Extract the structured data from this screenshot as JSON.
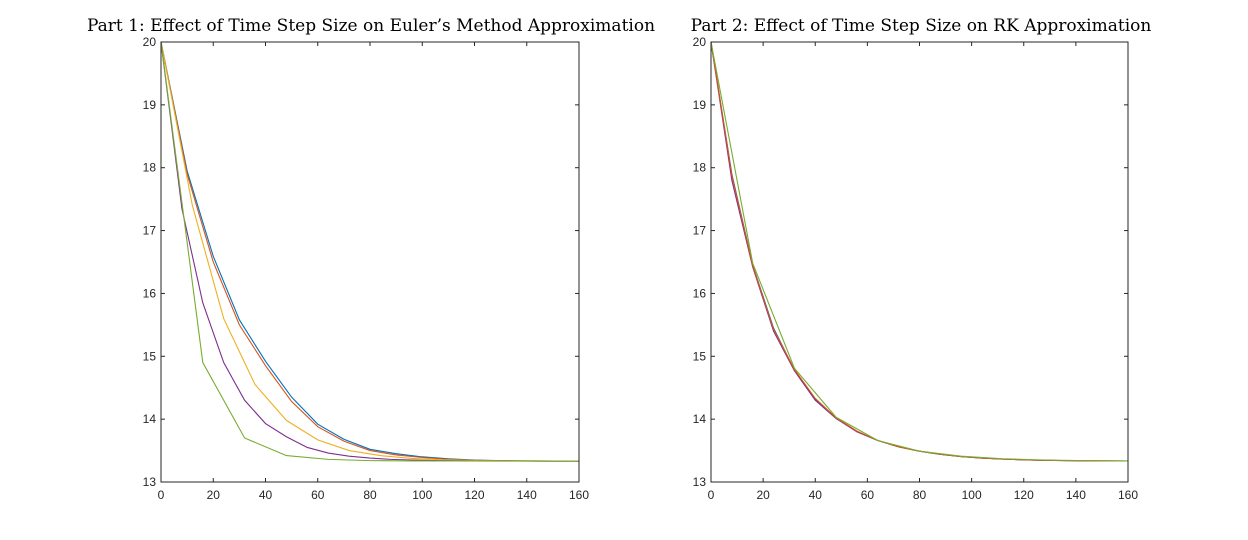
{
  "chart_data": [
    {
      "type": "line",
      "title": "Part 1: Effect of Time Step Size on Euler’s Method Approximation",
      "xlabel": "",
      "ylabel": "",
      "xlim": [
        0,
        160
      ],
      "ylim": [
        13,
        20
      ],
      "xticks": [
        0,
        20,
        40,
        60,
        80,
        100,
        120,
        140,
        160
      ],
      "yticks": [
        13,
        14,
        15,
        16,
        17,
        18,
        19,
        20
      ],
      "grid": false,
      "legend": "none",
      "series": [
        {
          "color": "#0072BD",
          "x": [
            0,
            10,
            20,
            30,
            40,
            50,
            60,
            70,
            80,
            90,
            100,
            110,
            120,
            130,
            140,
            150,
            160
          ],
          "y": [
            20,
            17.95,
            16.59,
            15.58,
            14.92,
            14.35,
            13.92,
            13.68,
            13.52,
            13.45,
            13.4,
            13.37,
            13.35,
            13.34,
            13.335,
            13.333,
            13.333
          ]
        },
        {
          "color": "#D95319",
          "x": [
            0,
            10,
            20,
            30,
            40,
            50,
            60,
            70,
            80,
            90,
            100,
            110,
            120,
            130,
            140,
            150,
            160
          ],
          "y": [
            20,
            17.9,
            16.5,
            15.5,
            14.85,
            14.28,
            13.88,
            13.65,
            13.5,
            13.43,
            13.39,
            13.36,
            13.345,
            13.338,
            13.335,
            13.333,
            13.333
          ]
        },
        {
          "color": "#EDB120",
          "x": [
            0,
            12,
            24,
            36,
            48,
            60,
            72,
            84,
            96,
            108,
            120,
            132,
            144,
            156,
            160
          ],
          "y": [
            20,
            17.4,
            15.6,
            14.55,
            13.98,
            13.67,
            13.5,
            13.42,
            13.375,
            13.353,
            13.342,
            13.337,
            13.335,
            13.333,
            13.333
          ]
        },
        {
          "color": "#7E2F8E",
          "x": [
            0,
            8,
            16,
            24,
            32,
            40,
            48,
            56,
            64,
            72,
            80,
            88,
            96,
            104,
            112,
            120,
            128,
            136,
            144,
            152,
            160
          ],
          "y": [
            20,
            17.35,
            15.85,
            14.9,
            14.3,
            13.93,
            13.72,
            13.55,
            13.46,
            13.41,
            13.38,
            13.36,
            13.35,
            13.342,
            13.338,
            13.336,
            13.335,
            13.334,
            13.333,
            13.333,
            13.333
          ]
        },
        {
          "color": "#77AC30",
          "x": [
            0,
            16,
            32,
            48,
            64,
            80,
            96,
            112,
            128,
            144,
            160
          ],
          "y": [
            20,
            14.9,
            13.7,
            13.42,
            13.36,
            13.34,
            13.335,
            13.334,
            13.333,
            13.333,
            13.333
          ]
        }
      ]
    },
    {
      "type": "line",
      "title": "Part 2: Effect of Time Step Size on RK Approximation",
      "xlabel": "",
      "ylabel": "",
      "xlim": [
        0,
        160
      ],
      "ylim": [
        13,
        20
      ],
      "xticks": [
        0,
        20,
        40,
        60,
        80,
        100,
        120,
        140,
        160
      ],
      "yticks": [
        13,
        14,
        15,
        16,
        17,
        18,
        19,
        20
      ],
      "grid": false,
      "legend": "none",
      "series": [
        {
          "color": "#0072BD",
          "x": [
            0,
            8,
            16,
            24,
            32,
            40,
            48,
            56,
            64,
            72,
            80,
            88,
            96,
            104,
            112,
            120,
            128,
            136,
            144,
            152,
            160
          ],
          "y": [
            20,
            17.9,
            16.45,
            15.45,
            14.78,
            14.32,
            14.02,
            13.8,
            13.66,
            13.56,
            13.49,
            13.44,
            13.405,
            13.38,
            13.365,
            13.352,
            13.345,
            13.34,
            13.337,
            13.335,
            13.334
          ]
        },
        {
          "color": "#7E2F8E",
          "x": [
            0,
            8,
            16,
            24,
            32,
            40,
            48,
            56,
            64,
            72,
            80,
            88,
            96,
            104,
            112,
            120,
            128,
            136,
            144,
            152,
            160
          ],
          "y": [
            20,
            17.8,
            16.42,
            15.4,
            14.77,
            14.3,
            14.01,
            13.8,
            13.66,
            13.56,
            13.49,
            13.44,
            13.405,
            13.38,
            13.365,
            13.352,
            13.345,
            13.34,
            13.337,
            13.335,
            13.334
          ]
        },
        {
          "color": "#D95319",
          "x": [
            0,
            8,
            16,
            24,
            32,
            40,
            48,
            56,
            64,
            72,
            80,
            88,
            96,
            104,
            112,
            120,
            128,
            136,
            144,
            152,
            160
          ],
          "y": [
            20,
            17.88,
            16.44,
            15.43,
            14.79,
            14.33,
            14.02,
            13.81,
            13.66,
            13.56,
            13.49,
            13.44,
            13.405,
            13.38,
            13.365,
            13.352,
            13.345,
            13.34,
            13.337,
            13.335,
            13.334
          ]
        },
        {
          "color": "#77AC30",
          "x": [
            0,
            16,
            32,
            48,
            64,
            80,
            96,
            112,
            128,
            144,
            160
          ],
          "y": [
            20,
            16.48,
            14.81,
            14.03,
            13.66,
            13.49,
            13.41,
            13.37,
            13.35,
            13.34,
            13.335
          ]
        }
      ]
    }
  ]
}
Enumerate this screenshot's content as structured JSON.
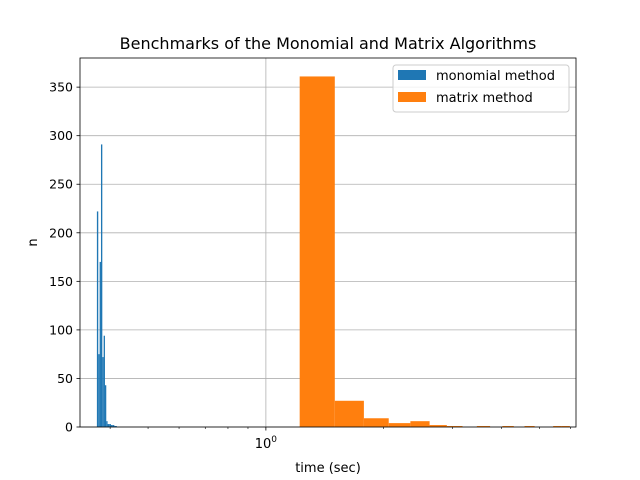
{
  "chart_data": {
    "type": "bar",
    "title": "Benchmarks of the Monomial and Matrix Algorithms",
    "xlabel": "time (sec)",
    "ylabel": "n",
    "xscale": "log",
    "xlim": [
      0.335,
      6.2
    ],
    "ylim": [
      0,
      380
    ],
    "xticks": [
      {
        "value": 1,
        "label": "10^0"
      }
    ],
    "yticks": [
      0,
      50,
      100,
      150,
      200,
      250,
      300,
      350
    ],
    "grid": true,
    "legend_position": "top-right",
    "series": [
      {
        "name": "monomial method",
        "color": "#1f77b4",
        "bins": [
          {
            "x0": 0.37,
            "x1": 0.373,
            "count": 222
          },
          {
            "x0": 0.373,
            "x1": 0.376,
            "count": 75
          },
          {
            "x0": 0.376,
            "x1": 0.379,
            "count": 170
          },
          {
            "x0": 0.379,
            "x1": 0.382,
            "count": 291
          },
          {
            "x0": 0.382,
            "x1": 0.385,
            "count": 72
          },
          {
            "x0": 0.385,
            "x1": 0.388,
            "count": 94
          },
          {
            "x0": 0.388,
            "x1": 0.391,
            "count": 43
          },
          {
            "x0": 0.391,
            "x1": 0.394,
            "count": 6
          },
          {
            "x0": 0.394,
            "x1": 0.398,
            "count": 3
          },
          {
            "x0": 0.398,
            "x1": 0.402,
            "count": 3
          },
          {
            "x0": 0.402,
            "x1": 0.406,
            "count": 2
          },
          {
            "x0": 0.406,
            "x1": 0.41,
            "count": 2
          },
          {
            "x0": 0.41,
            "x1": 0.416,
            "count": 1
          }
        ]
      },
      {
        "name": "matrix method",
        "color": "#ff7f0e",
        "bins": [
          {
            "x0": 1.22,
            "x1": 1.5,
            "count": 361
          },
          {
            "x0": 1.5,
            "x1": 1.78,
            "count": 27
          },
          {
            "x0": 1.78,
            "x1": 2.06,
            "count": 9
          },
          {
            "x0": 2.06,
            "x1": 2.34,
            "count": 4
          },
          {
            "x0": 2.34,
            "x1": 2.62,
            "count": 6
          },
          {
            "x0": 2.62,
            "x1": 2.9,
            "count": 2
          },
          {
            "x0": 2.9,
            "x1": 3.18,
            "count": 1
          },
          {
            "x0": 3.18,
            "x1": 3.46,
            "count": 0
          },
          {
            "x0": 3.46,
            "x1": 3.74,
            "count": 1
          },
          {
            "x0": 3.74,
            "x1": 4.02,
            "count": 0
          },
          {
            "x0": 4.02,
            "x1": 4.3,
            "count": 1
          },
          {
            "x0": 4.3,
            "x1": 4.58,
            "count": 0
          },
          {
            "x0": 4.58,
            "x1": 4.86,
            "count": 1
          },
          {
            "x0": 4.86,
            "x1": 5.14,
            "count": 0
          },
          {
            "x0": 5.14,
            "x1": 5.42,
            "count": 0
          },
          {
            "x0": 5.42,
            "x1": 5.7,
            "count": 1
          },
          {
            "x0": 5.7,
            "x1": 5.98,
            "count": 1
          }
        ]
      }
    ]
  }
}
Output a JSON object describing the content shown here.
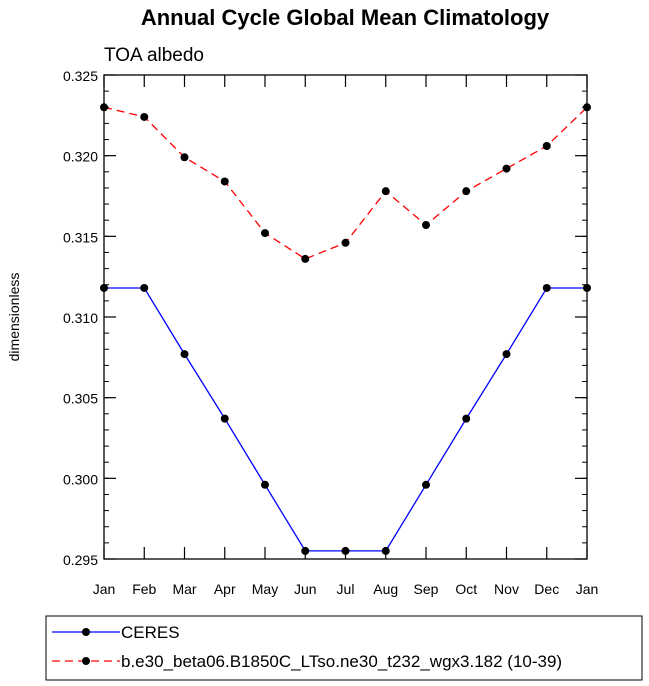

Instruction - Return every line holding the word "Approximation" from the records.

Complete output -
      "title": "Part 1: Effect of Time Step Size on Euler’s Method Approximation",
      "title": "Part 2: Effect of Time Step Size on RK Approximation",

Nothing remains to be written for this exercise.